Excerpt from a dataset:
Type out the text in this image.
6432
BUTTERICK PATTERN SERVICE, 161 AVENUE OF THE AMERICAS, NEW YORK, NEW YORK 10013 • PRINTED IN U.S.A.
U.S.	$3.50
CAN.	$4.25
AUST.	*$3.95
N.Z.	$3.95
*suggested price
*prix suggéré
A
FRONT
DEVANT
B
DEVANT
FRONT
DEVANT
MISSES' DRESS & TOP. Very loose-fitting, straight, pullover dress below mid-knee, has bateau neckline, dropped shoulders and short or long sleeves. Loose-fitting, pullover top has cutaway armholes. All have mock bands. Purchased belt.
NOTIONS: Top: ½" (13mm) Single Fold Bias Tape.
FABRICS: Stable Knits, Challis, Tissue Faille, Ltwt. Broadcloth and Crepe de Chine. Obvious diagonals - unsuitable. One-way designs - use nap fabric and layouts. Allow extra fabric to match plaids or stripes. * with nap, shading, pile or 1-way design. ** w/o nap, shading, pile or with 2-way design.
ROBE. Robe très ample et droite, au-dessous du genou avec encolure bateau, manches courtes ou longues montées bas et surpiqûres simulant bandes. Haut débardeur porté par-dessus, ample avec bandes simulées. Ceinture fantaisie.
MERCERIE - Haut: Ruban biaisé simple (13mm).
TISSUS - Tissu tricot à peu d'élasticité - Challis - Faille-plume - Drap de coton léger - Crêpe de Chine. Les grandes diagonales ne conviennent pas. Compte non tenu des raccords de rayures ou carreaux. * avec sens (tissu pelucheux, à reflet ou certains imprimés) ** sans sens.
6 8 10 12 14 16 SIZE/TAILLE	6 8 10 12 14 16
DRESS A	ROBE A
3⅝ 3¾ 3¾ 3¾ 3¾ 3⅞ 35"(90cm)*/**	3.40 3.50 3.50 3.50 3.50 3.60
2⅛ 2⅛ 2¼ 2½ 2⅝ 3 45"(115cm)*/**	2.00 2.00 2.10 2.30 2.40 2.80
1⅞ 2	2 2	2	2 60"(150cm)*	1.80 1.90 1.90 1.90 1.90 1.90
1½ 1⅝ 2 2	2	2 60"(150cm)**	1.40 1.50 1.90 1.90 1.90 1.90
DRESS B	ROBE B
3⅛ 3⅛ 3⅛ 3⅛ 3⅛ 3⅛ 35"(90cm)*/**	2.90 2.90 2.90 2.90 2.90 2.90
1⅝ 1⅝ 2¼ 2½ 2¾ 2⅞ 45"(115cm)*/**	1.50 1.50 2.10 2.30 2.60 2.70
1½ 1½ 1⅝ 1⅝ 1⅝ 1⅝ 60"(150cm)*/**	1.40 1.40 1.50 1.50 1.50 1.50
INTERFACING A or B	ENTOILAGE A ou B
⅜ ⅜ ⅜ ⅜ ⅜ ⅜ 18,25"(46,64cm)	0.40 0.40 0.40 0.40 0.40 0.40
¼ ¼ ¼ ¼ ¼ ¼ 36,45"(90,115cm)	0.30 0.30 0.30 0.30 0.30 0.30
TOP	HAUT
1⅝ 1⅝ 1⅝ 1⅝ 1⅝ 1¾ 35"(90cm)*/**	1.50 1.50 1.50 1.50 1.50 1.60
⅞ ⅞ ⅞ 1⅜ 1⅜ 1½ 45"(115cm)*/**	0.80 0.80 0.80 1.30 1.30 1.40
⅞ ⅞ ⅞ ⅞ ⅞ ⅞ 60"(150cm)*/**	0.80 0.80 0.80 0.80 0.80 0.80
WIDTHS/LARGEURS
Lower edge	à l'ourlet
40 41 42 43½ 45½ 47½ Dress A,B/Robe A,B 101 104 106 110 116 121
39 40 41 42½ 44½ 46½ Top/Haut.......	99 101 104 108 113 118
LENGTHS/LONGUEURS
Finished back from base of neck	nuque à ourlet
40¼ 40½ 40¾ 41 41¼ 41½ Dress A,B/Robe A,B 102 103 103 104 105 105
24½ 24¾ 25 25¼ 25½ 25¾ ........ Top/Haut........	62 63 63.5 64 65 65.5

Your instructions:
Send back each record exactly as it stands.

Exercise solution:
Type out the text in this image.
6432
BUTTERICK PATTERN SERVICE, 161 AVENUE OF THE AMERICAS, NEW YORK, NEW YORK 10013 • PRINTED IN U.S.A.
U.S.	$3.50
CAN.	$4.25
AUST.	*$3.95
N.Z.	$3.95
*suggested price
*prix suggéré
A
FRONT
DEVANT
B
DEVANT
FRONT
DEVANT
MISSES' DRESS & TOP. Very loose-fitting, straight, pullover dress below mid-knee, has bateau neckline, dropped shoulders and short or long sleeves. Loose-fitting, pullover top has cutaway armholes. All have mock bands. Purchased belt.
NOTIONS: Top: ½" (13mm) Single Fold Bias Tape.
FABRICS: Stable Knits, Challis, Tissue Faille, Ltwt. Broadcloth and Crepe de Chine. Obvious diagonals - unsuitable. One-way designs - use nap fabric and layouts. Allow extra fabric to match plaids or stripes. * with nap, shading, pile or 1-way design. ** w/o nap, shading, pile or with 2-way design.
ROBE. Robe très ample et droite, au-dessous du genou avec encolure bateau, manches courtes ou longues montées bas et surpiqûres simulant bandes. Haut débardeur porté par-dessus, ample avec bandes simulées. Ceinture fantaisie.
MERCERIE - Haut: Ruban biaisé simple (13mm).
TISSUS - Tissu tricot à peu d'élasticité - Challis - Faille-plume - Drap de coton léger - Crêpe de Chine. Les grandes diagonales ne conviennent pas. Compte non tenu des raccords de rayures ou carreaux. * avec sens (tissu pelucheux, à reflet ou certains imprimés) ** sans sens.
6 8 10 12 14 16 SIZE/TAILLE	6 8 10 12 14 16
DRESS A	ROBE A
3⅝ 3¾ 3¾ 3¾ 3¾ 3⅞ 35"(90cm)*/**	3.40 3.50 3.50 3.50 3.50 3.60
2⅛ 2⅛ 2¼ 2½ 2⅝ 3 45"(115cm)*/**	2.00 2.00 2.10 2.30 2.40 2.80
1⅞ 2	2 2	2	2 60"(150cm)*	1.80 1.90 1.90 1.90 1.90 1.90
1½ 1⅝ 2 2	2	2 60"(150cm)**	1.40 1.50 1.90 1.90 1.90 1.90
DRESS B	ROBE B
3⅛ 3⅛ 3⅛ 3⅛ 3⅛ 3⅛ 35"(90cm)*/**	2.90 2.90 2.90 2.90 2.90 2.90
1⅝ 1⅝ 2¼ 2½ 2¾ 2⅞ 45"(115cm)*/**	1.50 1.50 2.10 2.30 2.60 2.70
1½ 1½ 1⅝ 1⅝ 1⅝ 1⅝ 60"(150cm)*/**	1.40 1.40 1.50 1.50 1.50 1.50
INTERFACING A or B	ENTOILAGE A ou B
⅜ ⅜ ⅜ ⅜ ⅜ ⅜ 18,25"(46,64cm)	0.40 0.40 0.40 0.40 0.40 0.40
¼ ¼ ¼ ¼ ¼ ¼ 36,45"(90,115cm)	0.30 0.30 0.30 0.30 0.30 0.30
TOP	HAUT
1⅝ 1⅝ 1⅝ 1⅝ 1⅝ 1¾ 35"(90cm)*/**	1.50 1.50 1.50 1.50 1.50 1.60
⅞ ⅞ ⅞ 1⅜ 1⅜ 1½ 45"(115cm)*/**	0.80 0.80 0.80 1.30 1.30 1.40
⅞ ⅞ ⅞ ⅞ ⅞ ⅞ 60"(150cm)*/**	0.80 0.80 0.80 0.80 0.80 0.80
WIDTHS/LARGEURS
Lower edge	à l'ourlet
40 41 42 43½ 45½ 47½ Dress A,B/Robe A,B 101 104 106 110 116 121
39 40 41 42½ 44½ 46½ Top/Haut.......	99 101 104 108 113 118
LENGTHS/LONGUEURS
Finished back from base of neck	nuque à ourlet
40¼ 40½ 40¾ 41 41¼ 41½ Dress A,B/Robe A,B 102 103 103 104 105 105
24½ 24¾ 25 25¼ 25½ 25¾ ........ Top/Haut........	62 63 63.5 64 65 65.5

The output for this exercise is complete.